» Written problem
Below are the records; pull every line that includes "информации".

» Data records
━━━━━━━━━━━━━━━━━━━━

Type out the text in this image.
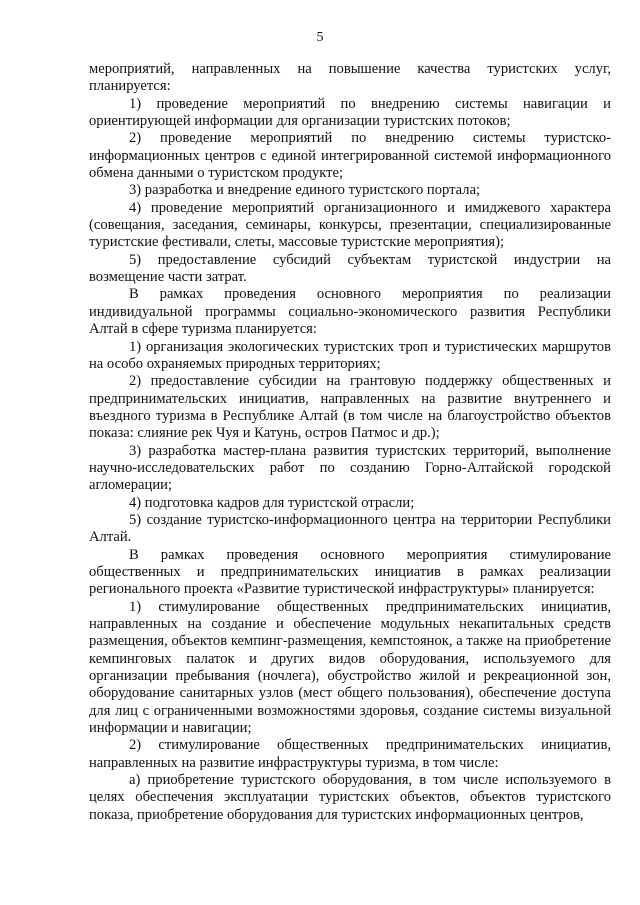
5

мероприятий, направленных на повышение качества туристских услуг, планируется:

1) проведение мероприятий по внедрению системы навигации и ориентирующей информации для организации туристских потоков;

2) проведение мероприятий по внедрению системы туристско-информационных центров с единой интегрированной системой информационного обмена данными о туристском продукте;

3) разработка и внедрение единого туристского портала;

4) проведение мероприятий организационного и имиджевого характера (совещания, заседания, семинары, конкурсы, презентации, специализированные туристские фестивали, слеты, массовые туристские мероприятия);

5) предоставление субсидий субъектам туристской индустрии на возмещение части затрат.

В рамках проведения основного мероприятия по реализации индивидуальной программы социально-экономического развития Республики Алтай в сфере туризма планируется:

1) организация экологических туристских троп и туристических маршрутов на особо охраняемых природных территориях;

2) предоставление субсидии на грантовую поддержку общественных и предпринимательских инициатив, направленных на развитие внутреннего и въездного туризма в Республике Алтай (в том числе на благоустройство объектов показа: слияние рек Чуя и Катунь, остров Патмос и др.);

3) разработка мастер-плана развития туристских территорий, выполнение научно-исследовательских работ по созданию Горно-Алтайской городской агломерации;

4) подготовка кадров для туристской отрасли;

5) создание туристско-информационного центра на территории Республики Алтай.

В рамках проведения основного мероприятия стимулирование общественных и предпринимательских инициатив в рамках реализации регионального проекта «Развитие туристической инфраструктуры» планируется:

1) стимулирование общественных предпринимательских инициатив, направленных на создание и обеспечение модульных некапитальных средств размещения, объектов кемпинг-размещения, кемпстоянок, а также на приобретение кемпинговых палаток и других видов оборудования, используемого для организации пребывания (ночлега), обустройство жилой и рекреационной зон, оборудование санитарных узлов (мест общего пользования), обеспечение доступа для лиц с ограниченными возможностями здоровья, создание системы визуальной информации и навигации;

2) стимулирование общественных предпринимательских инициатив, направленных на развитие инфраструктуры туризма, в том числе:

а) приобретение туристского оборудования, в том числе используемого в целях обеспечения эксплуатации туристских объектов, объектов туристского показа, приобретение оборудования для туристских информационных центров,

━━━━━━━━━━━━━━━━━━━━

» Full response
1) проведение мероприятий по внедрению системы навигации и ориентирующей информации для организации туристских потоков;
1) стимулирование общественных предпринимательских инициатив, направленных на создание и обеспечение модульных некапитальных средств размещения, объектов кемпинг-размещения, кемпстоянок, а также на приобретение кемпинговых палаток и других видов оборудования, используемого для организации пребывания (ночлега), обустройство жилой и рекреационной зон, оборудование санитарных узлов (мест общего пользования), обеспечение доступа для лиц с ограниченными возможностями здоровья, создание системы визуальной информации и навигации;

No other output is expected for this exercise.